## Data for the task:

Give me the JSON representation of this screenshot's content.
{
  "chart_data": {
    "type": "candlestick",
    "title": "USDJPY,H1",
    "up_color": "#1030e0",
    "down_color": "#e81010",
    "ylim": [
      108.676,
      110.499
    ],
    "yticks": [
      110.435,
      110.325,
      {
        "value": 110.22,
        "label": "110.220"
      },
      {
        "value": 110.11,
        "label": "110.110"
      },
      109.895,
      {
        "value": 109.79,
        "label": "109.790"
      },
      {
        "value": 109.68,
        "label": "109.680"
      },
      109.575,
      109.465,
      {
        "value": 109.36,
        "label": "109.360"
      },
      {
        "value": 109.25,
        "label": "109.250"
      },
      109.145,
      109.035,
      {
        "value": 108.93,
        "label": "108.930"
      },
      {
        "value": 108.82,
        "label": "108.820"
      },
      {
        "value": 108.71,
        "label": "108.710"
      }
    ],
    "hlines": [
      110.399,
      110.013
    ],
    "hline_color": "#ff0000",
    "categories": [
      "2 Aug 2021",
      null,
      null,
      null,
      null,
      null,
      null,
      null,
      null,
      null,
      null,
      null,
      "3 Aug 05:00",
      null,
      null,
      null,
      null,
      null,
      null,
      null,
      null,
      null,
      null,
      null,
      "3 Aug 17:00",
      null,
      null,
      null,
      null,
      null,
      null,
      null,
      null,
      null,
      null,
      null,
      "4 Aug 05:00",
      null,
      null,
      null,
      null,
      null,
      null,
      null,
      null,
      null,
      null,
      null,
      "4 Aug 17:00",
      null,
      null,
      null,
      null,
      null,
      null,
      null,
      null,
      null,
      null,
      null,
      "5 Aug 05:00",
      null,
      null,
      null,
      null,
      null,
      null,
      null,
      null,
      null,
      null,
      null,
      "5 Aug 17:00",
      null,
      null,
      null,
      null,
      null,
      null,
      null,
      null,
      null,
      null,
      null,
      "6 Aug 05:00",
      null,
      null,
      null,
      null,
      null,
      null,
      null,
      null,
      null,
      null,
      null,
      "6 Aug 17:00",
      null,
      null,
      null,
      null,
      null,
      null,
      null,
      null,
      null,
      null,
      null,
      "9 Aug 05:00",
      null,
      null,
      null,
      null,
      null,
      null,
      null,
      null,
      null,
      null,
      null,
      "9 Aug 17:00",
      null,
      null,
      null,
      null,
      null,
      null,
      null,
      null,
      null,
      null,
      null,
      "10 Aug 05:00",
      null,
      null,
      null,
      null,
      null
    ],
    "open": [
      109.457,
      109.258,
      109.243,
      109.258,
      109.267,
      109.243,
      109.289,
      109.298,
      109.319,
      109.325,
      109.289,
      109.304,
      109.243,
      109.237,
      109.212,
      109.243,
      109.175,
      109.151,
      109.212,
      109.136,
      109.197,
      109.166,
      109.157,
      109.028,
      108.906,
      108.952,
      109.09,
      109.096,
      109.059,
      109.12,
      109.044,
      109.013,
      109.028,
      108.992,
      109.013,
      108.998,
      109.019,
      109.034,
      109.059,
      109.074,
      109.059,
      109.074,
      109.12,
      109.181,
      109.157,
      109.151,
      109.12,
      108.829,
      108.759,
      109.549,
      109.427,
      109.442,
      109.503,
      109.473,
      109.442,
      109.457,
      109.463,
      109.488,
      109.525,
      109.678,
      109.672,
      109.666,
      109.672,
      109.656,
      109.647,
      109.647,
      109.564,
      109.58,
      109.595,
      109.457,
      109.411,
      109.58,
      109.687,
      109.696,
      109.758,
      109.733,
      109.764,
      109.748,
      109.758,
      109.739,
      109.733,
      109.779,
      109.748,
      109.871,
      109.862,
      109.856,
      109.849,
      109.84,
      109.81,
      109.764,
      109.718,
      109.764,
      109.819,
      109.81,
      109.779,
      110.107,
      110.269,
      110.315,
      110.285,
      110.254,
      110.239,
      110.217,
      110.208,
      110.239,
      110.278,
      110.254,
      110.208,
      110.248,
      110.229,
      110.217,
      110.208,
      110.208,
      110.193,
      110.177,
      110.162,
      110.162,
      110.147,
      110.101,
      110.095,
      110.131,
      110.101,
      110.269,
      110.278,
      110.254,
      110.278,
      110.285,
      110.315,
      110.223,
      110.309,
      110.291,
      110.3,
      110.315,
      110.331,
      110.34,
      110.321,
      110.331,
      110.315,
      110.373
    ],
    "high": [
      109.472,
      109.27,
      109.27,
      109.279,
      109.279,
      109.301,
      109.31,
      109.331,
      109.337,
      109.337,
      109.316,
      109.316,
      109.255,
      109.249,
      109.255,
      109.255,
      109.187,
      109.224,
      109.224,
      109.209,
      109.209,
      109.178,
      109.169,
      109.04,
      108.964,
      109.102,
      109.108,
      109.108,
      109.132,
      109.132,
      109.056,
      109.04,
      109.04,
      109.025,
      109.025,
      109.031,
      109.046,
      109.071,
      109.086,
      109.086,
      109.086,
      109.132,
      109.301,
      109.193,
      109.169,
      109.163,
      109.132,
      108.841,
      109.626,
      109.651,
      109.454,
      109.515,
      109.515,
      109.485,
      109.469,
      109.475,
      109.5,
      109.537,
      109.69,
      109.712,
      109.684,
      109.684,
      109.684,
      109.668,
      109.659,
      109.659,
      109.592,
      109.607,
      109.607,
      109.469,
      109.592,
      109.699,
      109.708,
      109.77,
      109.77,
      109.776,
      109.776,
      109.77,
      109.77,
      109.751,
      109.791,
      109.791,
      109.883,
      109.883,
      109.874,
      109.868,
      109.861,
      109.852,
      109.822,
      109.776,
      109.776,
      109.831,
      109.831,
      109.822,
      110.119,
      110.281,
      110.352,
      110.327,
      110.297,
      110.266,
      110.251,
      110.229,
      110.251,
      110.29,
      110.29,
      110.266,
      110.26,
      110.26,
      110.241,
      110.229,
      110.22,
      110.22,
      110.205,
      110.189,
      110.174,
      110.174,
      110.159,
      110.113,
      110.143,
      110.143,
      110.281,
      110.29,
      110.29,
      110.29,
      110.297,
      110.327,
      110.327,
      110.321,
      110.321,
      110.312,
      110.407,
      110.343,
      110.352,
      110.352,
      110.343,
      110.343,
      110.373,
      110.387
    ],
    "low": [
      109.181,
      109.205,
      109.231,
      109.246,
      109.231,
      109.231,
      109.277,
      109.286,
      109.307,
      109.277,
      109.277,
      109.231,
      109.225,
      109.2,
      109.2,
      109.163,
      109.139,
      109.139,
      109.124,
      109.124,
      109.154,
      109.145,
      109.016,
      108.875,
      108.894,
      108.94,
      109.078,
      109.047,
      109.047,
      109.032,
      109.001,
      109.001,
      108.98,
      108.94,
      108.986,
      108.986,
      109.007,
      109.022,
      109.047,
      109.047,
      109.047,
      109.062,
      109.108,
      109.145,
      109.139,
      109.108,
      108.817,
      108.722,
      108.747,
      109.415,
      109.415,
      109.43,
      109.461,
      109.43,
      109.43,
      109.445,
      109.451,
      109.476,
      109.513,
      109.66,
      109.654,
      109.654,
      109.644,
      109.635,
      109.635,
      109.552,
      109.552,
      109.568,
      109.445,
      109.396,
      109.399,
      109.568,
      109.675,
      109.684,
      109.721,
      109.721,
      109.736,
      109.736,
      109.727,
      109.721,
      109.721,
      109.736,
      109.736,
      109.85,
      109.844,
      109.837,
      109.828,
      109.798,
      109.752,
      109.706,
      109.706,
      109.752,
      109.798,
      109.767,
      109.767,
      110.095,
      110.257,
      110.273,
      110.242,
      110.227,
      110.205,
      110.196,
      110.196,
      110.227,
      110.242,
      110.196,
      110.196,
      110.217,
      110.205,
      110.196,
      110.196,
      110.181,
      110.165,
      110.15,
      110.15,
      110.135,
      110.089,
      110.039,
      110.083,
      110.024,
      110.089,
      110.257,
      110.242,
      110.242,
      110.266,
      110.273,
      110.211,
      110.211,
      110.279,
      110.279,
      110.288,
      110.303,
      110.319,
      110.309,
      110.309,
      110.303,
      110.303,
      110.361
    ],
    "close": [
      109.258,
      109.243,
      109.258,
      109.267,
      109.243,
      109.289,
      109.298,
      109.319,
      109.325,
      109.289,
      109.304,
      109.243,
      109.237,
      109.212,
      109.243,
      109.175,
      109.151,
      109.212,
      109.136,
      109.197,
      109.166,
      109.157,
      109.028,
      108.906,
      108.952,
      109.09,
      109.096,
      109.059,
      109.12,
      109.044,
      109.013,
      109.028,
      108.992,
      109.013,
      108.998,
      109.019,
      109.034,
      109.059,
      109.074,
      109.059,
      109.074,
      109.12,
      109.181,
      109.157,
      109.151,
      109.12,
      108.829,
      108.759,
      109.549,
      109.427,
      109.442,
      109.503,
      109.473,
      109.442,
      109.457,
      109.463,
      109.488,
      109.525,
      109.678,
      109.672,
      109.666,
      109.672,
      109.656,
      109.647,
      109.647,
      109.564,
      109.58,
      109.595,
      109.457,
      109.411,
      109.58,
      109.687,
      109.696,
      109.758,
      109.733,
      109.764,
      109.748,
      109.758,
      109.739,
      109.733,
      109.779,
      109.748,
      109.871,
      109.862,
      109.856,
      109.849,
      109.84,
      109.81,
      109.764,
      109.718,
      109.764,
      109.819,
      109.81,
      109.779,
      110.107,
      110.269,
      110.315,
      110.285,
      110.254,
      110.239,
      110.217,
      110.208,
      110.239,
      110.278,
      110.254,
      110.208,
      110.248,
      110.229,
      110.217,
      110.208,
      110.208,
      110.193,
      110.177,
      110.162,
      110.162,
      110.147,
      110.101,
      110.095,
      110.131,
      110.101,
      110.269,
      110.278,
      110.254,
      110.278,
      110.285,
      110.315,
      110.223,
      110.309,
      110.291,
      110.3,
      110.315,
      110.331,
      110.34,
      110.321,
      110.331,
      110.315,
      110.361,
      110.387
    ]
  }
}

## What is expected:
Above are the records; copy every line in them that holds the word "label".

## Solution:
        "label": "110.220"
        "label": "110.110"
        "label": "109.790"
        "label": "109.680"
        "label": "109.360"
        "label": "109.250"
        "label": "108.930"
        "label": "108.820"
        "label": "108.710"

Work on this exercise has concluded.